What is needed :: Reproduce each line that includes the word "name".

Rows from a figure dataset ::
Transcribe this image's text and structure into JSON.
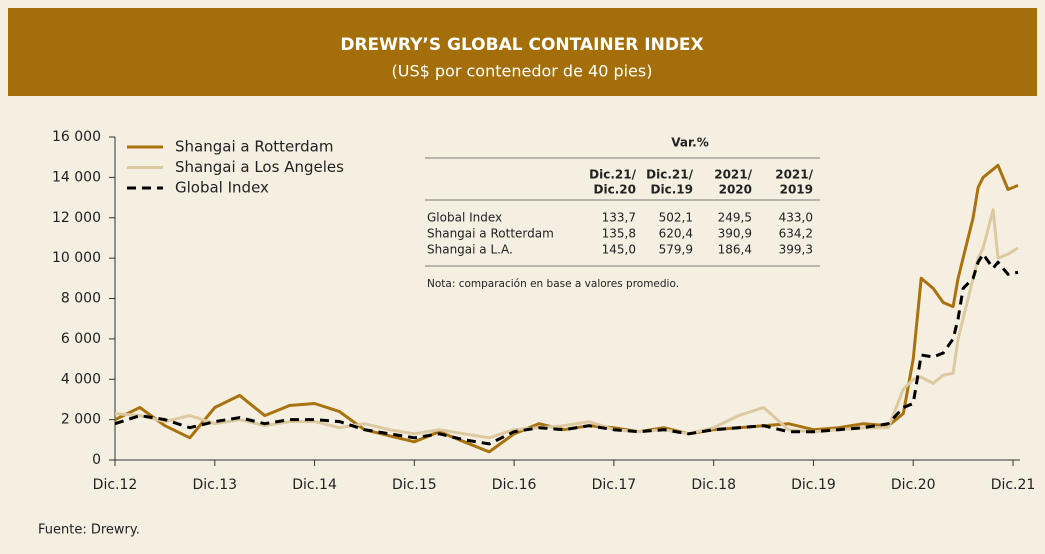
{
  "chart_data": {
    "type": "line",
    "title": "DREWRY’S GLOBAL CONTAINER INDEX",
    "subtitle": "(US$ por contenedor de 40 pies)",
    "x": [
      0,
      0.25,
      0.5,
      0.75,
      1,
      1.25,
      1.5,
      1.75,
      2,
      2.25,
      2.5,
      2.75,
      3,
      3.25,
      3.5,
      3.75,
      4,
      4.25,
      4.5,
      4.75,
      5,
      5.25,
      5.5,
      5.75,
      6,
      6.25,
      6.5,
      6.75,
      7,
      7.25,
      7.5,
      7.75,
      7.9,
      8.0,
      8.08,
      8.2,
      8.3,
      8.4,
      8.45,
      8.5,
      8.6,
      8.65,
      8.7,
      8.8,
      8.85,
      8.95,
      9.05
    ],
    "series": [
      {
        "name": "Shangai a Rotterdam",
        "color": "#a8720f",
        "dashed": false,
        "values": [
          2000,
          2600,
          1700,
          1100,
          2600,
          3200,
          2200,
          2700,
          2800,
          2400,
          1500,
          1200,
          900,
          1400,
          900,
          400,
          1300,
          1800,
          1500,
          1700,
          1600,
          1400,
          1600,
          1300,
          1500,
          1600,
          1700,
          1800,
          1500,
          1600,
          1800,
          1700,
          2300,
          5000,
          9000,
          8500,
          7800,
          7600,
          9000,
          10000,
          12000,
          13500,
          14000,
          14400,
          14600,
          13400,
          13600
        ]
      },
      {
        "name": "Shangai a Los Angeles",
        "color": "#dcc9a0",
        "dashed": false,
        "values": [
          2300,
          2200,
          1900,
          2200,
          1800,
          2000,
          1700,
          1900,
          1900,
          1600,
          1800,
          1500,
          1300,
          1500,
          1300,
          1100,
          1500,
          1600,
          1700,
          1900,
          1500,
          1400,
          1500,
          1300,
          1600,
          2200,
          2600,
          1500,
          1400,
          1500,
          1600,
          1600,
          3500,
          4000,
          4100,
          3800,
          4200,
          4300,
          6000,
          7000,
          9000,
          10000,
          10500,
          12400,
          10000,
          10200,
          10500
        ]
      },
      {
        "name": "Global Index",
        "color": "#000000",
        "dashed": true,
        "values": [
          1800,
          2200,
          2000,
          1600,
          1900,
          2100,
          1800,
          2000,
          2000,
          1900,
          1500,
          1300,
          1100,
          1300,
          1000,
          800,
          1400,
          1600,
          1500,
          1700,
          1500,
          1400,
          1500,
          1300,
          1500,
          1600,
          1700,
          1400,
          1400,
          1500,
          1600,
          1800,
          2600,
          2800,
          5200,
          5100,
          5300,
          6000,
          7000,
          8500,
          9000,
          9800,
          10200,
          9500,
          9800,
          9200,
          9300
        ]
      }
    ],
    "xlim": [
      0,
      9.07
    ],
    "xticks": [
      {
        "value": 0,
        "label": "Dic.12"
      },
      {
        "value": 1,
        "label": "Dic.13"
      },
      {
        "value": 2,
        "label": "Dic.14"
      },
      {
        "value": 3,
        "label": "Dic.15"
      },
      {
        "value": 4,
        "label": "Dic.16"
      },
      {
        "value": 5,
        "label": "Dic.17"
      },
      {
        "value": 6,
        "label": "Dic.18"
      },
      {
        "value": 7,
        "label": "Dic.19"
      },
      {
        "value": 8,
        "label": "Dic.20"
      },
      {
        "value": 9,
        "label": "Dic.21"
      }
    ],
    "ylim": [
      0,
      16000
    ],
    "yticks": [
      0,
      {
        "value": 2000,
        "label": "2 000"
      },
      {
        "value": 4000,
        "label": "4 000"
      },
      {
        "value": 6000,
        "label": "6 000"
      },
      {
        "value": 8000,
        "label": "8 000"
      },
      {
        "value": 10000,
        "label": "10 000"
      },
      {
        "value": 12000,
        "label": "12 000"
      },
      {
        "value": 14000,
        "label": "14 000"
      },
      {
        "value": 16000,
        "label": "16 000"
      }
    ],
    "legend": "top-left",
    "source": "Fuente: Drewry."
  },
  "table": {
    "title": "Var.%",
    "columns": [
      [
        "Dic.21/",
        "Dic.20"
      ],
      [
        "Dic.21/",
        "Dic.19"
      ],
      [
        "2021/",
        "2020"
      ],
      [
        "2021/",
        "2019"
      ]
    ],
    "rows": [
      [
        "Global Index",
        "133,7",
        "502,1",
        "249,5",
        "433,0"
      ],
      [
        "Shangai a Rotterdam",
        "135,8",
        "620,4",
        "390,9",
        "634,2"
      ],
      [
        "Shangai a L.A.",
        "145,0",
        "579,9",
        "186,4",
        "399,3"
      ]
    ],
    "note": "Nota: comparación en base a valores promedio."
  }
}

Output of the task ::
        "name": "Shangai a Rotterdam",
        "name": "Shangai a Los Angeles",
        "name": "Global Index",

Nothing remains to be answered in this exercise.